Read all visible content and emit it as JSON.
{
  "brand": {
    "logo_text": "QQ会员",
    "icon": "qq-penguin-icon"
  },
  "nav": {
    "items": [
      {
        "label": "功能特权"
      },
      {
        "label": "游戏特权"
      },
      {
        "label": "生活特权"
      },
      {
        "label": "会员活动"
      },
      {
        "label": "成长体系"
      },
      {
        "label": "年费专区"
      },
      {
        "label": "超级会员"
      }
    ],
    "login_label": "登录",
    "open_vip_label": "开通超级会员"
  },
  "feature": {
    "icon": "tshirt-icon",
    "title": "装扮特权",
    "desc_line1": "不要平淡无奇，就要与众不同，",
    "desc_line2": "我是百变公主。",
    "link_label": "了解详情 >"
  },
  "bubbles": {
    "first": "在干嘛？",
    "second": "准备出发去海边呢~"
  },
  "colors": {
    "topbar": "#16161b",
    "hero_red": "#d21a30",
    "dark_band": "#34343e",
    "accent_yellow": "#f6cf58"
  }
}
=-=-=-=-=
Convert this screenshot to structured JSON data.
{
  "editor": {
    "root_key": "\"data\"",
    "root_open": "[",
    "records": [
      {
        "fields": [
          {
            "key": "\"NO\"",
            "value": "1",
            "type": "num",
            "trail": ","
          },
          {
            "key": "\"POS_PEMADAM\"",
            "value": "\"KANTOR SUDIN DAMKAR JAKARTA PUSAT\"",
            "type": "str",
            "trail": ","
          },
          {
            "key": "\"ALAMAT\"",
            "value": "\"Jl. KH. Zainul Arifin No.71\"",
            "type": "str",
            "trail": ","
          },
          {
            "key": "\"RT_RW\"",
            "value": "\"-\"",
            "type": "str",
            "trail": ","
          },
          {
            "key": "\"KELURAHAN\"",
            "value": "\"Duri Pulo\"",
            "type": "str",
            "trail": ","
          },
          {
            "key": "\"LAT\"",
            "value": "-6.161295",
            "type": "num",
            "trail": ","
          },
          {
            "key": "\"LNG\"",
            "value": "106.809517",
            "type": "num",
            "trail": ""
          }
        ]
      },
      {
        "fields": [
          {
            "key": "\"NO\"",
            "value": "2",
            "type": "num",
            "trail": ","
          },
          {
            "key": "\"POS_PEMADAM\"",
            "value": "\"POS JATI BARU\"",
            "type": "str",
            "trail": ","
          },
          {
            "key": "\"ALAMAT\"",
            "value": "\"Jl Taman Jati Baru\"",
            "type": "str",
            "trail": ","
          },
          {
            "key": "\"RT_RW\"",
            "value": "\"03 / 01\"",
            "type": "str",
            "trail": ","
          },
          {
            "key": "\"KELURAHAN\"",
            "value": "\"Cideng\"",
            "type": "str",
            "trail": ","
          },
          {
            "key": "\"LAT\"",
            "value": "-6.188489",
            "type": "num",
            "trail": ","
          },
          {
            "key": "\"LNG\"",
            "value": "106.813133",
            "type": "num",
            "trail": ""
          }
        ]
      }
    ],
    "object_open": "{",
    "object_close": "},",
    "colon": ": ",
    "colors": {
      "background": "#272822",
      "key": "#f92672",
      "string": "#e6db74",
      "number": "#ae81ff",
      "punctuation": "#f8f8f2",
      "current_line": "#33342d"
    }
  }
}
=-=-=-=-=
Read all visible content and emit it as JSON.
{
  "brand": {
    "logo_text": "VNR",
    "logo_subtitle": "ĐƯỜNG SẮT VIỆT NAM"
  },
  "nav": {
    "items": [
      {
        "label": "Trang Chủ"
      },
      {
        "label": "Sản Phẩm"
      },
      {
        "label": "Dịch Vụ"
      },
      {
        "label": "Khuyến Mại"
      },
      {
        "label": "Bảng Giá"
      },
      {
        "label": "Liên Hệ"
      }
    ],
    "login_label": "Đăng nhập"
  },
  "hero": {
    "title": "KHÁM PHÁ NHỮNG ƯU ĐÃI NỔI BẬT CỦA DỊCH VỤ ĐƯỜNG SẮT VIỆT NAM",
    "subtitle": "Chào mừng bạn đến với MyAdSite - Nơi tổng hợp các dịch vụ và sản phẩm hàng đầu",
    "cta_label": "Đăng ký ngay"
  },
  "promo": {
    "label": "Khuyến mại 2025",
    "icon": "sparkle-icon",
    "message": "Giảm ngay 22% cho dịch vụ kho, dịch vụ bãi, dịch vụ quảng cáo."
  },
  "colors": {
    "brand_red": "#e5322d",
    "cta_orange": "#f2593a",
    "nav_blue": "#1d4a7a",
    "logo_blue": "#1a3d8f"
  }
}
=-=-=-=-=
Return every line containing "ĐƯỜNG".

    "logo_subtitle": "ĐƯỜNG SẮT VIỆT NAM"
    "title": "KHÁM PHÁ NHỮNG ƯU ĐÃI NỔI BẬT CỦA DỊCH VỤ ĐƯỜNG SẮT VIỆT NAM",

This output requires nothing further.